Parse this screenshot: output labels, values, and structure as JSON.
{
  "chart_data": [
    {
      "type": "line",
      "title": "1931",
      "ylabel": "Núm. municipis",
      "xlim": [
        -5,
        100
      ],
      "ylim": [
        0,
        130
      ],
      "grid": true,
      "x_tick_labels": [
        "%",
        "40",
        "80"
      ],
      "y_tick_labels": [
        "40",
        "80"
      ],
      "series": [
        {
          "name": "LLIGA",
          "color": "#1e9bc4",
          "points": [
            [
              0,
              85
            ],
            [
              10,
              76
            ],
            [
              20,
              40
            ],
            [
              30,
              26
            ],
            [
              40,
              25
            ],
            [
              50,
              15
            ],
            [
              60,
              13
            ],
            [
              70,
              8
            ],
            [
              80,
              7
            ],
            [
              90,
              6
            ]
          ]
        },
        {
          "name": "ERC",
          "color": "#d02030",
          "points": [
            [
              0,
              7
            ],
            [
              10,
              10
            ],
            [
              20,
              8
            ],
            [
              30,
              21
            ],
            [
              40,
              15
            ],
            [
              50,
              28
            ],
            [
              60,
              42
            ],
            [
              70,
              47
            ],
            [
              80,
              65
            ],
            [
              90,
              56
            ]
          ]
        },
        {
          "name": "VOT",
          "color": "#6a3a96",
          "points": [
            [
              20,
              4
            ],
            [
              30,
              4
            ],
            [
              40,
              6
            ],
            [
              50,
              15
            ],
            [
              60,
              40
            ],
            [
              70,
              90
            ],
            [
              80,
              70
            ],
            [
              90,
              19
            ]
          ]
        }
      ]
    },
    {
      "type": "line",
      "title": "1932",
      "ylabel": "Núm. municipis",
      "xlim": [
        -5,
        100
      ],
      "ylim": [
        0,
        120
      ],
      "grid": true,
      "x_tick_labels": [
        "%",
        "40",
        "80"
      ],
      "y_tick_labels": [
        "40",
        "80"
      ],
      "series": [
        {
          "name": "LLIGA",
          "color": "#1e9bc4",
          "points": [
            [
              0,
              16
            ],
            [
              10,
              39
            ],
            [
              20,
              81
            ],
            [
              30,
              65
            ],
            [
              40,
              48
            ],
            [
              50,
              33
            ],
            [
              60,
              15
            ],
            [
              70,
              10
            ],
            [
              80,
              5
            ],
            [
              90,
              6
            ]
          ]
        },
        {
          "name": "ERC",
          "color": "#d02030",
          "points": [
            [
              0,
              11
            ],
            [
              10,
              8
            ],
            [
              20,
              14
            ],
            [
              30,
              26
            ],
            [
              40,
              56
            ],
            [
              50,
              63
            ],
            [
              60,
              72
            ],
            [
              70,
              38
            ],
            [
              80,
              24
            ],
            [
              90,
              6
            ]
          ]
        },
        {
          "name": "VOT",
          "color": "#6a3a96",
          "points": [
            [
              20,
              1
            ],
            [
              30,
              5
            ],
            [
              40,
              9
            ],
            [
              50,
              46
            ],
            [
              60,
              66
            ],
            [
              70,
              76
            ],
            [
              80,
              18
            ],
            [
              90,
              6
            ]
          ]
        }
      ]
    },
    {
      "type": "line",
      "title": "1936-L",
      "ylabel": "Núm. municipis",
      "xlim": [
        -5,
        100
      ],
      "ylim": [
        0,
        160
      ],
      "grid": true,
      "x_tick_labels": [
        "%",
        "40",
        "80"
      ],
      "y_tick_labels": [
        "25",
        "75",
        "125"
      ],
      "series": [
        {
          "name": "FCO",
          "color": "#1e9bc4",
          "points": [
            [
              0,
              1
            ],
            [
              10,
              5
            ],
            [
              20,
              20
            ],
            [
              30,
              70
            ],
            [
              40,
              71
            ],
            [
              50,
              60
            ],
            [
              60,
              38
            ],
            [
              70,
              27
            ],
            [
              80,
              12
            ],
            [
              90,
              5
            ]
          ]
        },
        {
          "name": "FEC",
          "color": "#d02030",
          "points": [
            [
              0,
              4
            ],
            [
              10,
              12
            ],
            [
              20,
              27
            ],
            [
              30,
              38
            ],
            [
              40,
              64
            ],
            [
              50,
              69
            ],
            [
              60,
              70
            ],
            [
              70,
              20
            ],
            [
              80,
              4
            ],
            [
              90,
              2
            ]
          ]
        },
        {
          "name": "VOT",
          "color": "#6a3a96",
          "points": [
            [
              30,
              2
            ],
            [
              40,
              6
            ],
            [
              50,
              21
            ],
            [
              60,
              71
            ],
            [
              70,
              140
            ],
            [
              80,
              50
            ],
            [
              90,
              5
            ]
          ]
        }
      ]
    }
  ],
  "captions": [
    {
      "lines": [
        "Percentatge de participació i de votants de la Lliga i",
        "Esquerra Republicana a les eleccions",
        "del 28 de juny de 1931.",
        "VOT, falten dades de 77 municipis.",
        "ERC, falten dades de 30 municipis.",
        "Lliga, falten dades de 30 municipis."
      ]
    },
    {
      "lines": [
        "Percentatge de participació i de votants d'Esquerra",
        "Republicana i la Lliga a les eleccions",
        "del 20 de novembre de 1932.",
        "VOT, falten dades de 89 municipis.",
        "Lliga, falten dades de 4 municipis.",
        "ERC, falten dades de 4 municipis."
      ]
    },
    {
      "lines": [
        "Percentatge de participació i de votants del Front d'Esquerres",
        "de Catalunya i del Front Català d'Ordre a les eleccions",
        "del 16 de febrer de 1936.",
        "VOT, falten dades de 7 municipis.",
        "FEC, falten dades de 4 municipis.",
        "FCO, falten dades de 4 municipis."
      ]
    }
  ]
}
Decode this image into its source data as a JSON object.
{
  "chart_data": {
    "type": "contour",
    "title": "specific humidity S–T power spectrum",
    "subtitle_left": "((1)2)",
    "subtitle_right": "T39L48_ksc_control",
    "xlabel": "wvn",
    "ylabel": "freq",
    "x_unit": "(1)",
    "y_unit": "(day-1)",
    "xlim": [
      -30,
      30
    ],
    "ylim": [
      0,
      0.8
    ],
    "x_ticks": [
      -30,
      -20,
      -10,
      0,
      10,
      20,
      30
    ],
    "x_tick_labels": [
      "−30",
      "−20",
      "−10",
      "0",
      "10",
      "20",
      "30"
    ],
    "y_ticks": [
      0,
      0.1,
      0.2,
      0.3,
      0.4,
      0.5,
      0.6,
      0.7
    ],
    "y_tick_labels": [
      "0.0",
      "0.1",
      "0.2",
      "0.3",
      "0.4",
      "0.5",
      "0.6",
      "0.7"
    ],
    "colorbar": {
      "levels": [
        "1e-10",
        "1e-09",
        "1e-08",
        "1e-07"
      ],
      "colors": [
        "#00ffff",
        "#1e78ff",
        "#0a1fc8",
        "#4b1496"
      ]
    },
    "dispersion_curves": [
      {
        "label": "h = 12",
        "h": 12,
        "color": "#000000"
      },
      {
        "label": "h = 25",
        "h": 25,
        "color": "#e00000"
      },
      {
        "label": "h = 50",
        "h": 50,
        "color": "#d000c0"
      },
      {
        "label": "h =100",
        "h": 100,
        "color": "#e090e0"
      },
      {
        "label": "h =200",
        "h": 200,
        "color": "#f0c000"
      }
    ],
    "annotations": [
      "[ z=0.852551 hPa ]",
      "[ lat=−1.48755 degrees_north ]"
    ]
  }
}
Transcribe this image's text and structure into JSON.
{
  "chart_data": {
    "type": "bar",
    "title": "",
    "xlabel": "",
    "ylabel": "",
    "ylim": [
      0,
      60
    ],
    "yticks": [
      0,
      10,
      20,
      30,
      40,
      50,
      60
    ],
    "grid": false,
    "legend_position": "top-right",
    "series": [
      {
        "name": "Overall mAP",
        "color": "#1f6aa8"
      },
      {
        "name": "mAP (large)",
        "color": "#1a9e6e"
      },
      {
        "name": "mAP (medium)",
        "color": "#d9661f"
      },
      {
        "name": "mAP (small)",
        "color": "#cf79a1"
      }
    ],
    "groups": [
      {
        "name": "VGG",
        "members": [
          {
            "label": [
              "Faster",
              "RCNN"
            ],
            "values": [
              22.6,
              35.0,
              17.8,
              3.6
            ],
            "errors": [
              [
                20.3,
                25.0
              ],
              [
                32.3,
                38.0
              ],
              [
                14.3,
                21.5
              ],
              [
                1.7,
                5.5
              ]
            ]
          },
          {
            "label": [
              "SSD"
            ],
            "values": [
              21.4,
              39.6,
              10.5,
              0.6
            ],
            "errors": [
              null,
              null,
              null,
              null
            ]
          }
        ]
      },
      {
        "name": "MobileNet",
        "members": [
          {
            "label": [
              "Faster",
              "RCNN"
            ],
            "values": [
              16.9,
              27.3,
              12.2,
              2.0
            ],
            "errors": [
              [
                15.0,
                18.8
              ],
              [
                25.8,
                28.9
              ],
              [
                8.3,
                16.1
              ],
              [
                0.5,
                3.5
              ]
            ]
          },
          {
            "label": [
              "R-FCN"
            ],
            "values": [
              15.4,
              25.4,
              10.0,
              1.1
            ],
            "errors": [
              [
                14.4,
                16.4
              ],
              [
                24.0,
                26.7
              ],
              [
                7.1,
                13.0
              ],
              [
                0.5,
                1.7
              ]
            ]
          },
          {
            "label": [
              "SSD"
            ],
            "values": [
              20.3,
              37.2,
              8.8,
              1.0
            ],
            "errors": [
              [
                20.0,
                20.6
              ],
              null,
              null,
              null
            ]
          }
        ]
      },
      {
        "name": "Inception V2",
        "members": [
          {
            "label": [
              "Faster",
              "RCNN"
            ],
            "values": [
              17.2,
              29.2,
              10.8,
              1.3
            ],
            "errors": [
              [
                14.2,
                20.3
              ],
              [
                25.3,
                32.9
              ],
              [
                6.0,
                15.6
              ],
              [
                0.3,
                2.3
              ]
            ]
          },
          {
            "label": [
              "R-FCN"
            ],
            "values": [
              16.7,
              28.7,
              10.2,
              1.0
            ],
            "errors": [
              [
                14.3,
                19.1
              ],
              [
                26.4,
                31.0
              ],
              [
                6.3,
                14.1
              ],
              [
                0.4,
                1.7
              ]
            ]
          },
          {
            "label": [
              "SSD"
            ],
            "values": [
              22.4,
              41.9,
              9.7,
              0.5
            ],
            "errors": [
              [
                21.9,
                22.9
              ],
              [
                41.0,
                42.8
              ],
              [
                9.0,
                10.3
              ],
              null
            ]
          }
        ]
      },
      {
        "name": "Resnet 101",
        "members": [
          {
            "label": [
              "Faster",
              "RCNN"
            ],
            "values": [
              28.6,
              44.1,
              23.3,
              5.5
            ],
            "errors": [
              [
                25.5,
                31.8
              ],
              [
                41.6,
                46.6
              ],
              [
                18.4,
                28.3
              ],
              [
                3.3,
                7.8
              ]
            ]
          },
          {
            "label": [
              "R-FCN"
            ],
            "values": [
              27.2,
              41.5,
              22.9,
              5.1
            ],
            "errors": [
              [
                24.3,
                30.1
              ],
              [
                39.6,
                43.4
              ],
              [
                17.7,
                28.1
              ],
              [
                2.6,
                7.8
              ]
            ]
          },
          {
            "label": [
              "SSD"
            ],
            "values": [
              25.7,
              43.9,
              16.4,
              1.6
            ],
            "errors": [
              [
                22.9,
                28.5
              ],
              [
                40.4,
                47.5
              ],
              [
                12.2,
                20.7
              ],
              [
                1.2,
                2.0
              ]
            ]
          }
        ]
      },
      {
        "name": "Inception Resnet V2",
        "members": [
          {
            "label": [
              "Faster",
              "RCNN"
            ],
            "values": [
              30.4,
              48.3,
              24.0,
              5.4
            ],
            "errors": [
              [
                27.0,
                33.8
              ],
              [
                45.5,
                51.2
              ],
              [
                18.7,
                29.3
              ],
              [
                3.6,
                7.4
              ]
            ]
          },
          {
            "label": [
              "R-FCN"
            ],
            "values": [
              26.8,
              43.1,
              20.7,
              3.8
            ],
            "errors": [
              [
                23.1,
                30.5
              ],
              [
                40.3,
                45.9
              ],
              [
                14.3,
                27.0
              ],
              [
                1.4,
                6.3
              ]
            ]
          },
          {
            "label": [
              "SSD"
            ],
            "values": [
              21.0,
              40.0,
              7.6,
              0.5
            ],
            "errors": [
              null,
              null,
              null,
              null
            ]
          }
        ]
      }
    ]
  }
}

════════════════

Given instruction: Write down only the number of lines that contain the string "Front" in the listing.

Final answer: 2